• **WRITTEN TASK**:
Quote the entries that follow exactly, leaving none out.

• **STORED DATA**:

◆ ◆ ◆

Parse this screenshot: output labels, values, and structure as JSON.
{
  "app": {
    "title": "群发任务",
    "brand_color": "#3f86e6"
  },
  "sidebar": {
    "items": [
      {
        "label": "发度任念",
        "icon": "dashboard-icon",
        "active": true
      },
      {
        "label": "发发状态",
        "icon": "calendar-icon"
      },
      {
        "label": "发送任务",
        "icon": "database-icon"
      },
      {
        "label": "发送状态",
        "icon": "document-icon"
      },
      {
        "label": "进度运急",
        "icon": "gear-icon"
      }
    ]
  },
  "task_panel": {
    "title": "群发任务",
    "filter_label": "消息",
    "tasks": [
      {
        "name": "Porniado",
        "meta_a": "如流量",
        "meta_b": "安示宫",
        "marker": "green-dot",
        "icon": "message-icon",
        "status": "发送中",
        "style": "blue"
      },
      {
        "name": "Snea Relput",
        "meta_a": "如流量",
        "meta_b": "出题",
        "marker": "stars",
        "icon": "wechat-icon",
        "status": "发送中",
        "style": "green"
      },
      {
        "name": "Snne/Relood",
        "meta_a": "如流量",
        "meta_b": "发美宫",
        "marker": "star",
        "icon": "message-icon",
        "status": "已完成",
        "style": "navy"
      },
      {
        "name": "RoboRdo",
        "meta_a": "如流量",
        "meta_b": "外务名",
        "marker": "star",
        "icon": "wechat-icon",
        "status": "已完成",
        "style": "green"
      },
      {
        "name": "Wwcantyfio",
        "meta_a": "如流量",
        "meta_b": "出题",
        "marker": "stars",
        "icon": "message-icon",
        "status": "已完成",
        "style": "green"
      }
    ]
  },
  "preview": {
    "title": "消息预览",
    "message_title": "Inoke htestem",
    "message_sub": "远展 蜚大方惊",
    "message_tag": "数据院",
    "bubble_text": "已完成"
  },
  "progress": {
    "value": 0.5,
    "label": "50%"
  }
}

◆ ◆ ◆

• **WRITTEN ANSWER**:
Parse this screenshot: output labels, values, and structure as JSON.
{
  "app": {
    "title": "群发任务",
    "brand_color": "#3f86e6"
  },
  "sidebar": {
    "items": [
      {
        "label": "发度任念",
        "icon": "dashboard-icon",
        "active": true
      },
      {
        "label": "发发状态",
        "icon": "calendar-icon"
      },
      {
        "label": "发送任务",
        "icon": "database-icon"
      },
      {
        "label": "发送状态",
        "icon": "document-icon"
      },
      {
        "label": "进度运急",
        "icon": "gear-icon"
      }
    ]
  },
  "task_panel": {
    "title": "群发任务",
    "filter_label": "消息",
    "tasks": [
      {
        "name": "Porniado",
        "meta_a": "如流量",
        "meta_b": "安示宫",
        "marker": "green-dot",
        "icon": "message-icon",
        "status": "发送中",
        "style": "blue"
      },
      {
        "name": "Snea Relput",
        "meta_a": "如流量",
        "meta_b": "出题",
        "marker": "stars",
        "icon": "wechat-icon",
        "status": "发送中",
        "style": "green"
      },
      {
        "name": "Snne/Relood",
        "meta_a": "如流量",
        "meta_b": "发美宫",
        "marker": "star",
        "icon": "message-icon",
        "status": "已完成",
        "style": "navy"
      },
      {
        "name": "RoboRdo",
        "meta_a": "如流量",
        "meta_b": "外务名",
        "marker": "star",
        "icon": "wechat-icon",
        "status": "已完成",
        "style": "green"
      },
      {
        "name": "Wwcantyfio",
        "meta_a": "如流量",
        "meta_b": "出题",
        "marker": "stars",
        "icon": "message-icon",
        "status": "已完成",
        "style": "green"
      }
    ]
  },
  "preview": {
    "title": "消息预览",
    "message_title": "Inoke htestem",
    "message_sub": "远展 蜚大方惊",
    "message_tag": "数据院",
    "bubble_text": "已完成"
  },
  "progress": {
    "value": 0.5,
    "label": "50%"
  }
}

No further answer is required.